What to do: Could you convert every line of the listing below into a numbered list, leaving out blank lines and any pictures?

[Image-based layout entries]
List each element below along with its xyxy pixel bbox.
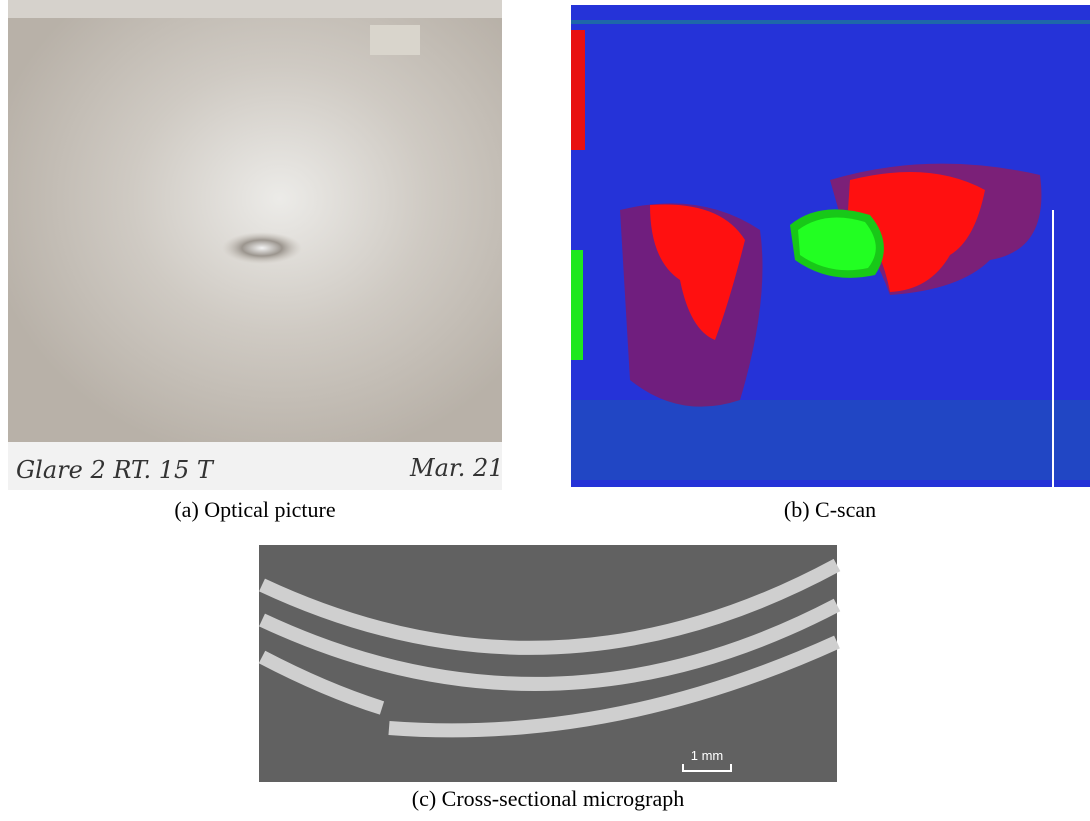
scan-noise: [571, 400, 1090, 480]
caption: (c) Cross-sectional micrograph: [412, 786, 684, 811]
edge-indication: [571, 30, 585, 150]
handwritten-label: Glare 2 RT. 15 T: [16, 456, 215, 484]
scale-bar-label: 1 mm: [691, 748, 724, 763]
figure: Glare 2 RT. 15 T Mar. 21 (a) Optical pic…: [0, 0, 1090, 821]
panel-edge: [8, 0, 502, 18]
edge-indication: [571, 250, 583, 360]
impact-dent: [222, 232, 302, 264]
micrograph-background: [259, 545, 837, 782]
optical-picture: Glare 2 RT. 15 T Mar. 21: [8, 0, 504, 490]
handwritten-date: Mar. 21: [409, 454, 504, 482]
caption: (b) C-scan: [784, 497, 876, 522]
c-scan: [571, 5, 1090, 487]
caption: (a) Optical picture: [174, 497, 335, 522]
micrograph: 1 mm: [259, 545, 837, 782]
panel-surface: [8, 0, 502, 442]
scan-noise: [571, 20, 1090, 24]
cursor-line: [1052, 210, 1054, 487]
paint-patch: [370, 25, 420, 55]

Worked answer:
1. List each element below along with its xyxy pixel bbox.
2. scan-noise: [571, 400, 1090, 480]
3. caption: (c) Cross-sectional micrograph: [412, 786, 684, 811]
4. edge-indication: [571, 30, 585, 150]
5. handwritten-label: Glare 2 RT. 15 T: [16, 456, 215, 484]
6. scale-bar-label: 1 mm: [691, 748, 724, 763]
7. figure: Glare 2 RT. 15 T Mar. 21 (a) Optical pic…: [0, 0, 1090, 821]
8. panel-edge: [8, 0, 502, 18]
9. edge-indication: [571, 250, 583, 360]
10. impact-dent: [222, 232, 302, 264]
11. micrograph-background: [259, 545, 837, 782]
12. optical-picture: Glare 2 RT. 15 T Mar. 21: [8, 0, 504, 490]
13. handwritten-date: Mar. 21: [409, 454, 504, 482]
14. caption: (b) C-scan: [784, 497, 876, 522]
15. c-scan: [571, 5, 1090, 487]
16. caption: (a) Optical picture: [174, 497, 335, 522]
17. micrograph: 1 mm: [259, 545, 837, 782]
18. panel-surface: [8, 0, 502, 442]
19. scan-noise: [571, 20, 1090, 24]
20. cursor-line: [1052, 210, 1054, 487]
21. paint-patch: [370, 25, 420, 55]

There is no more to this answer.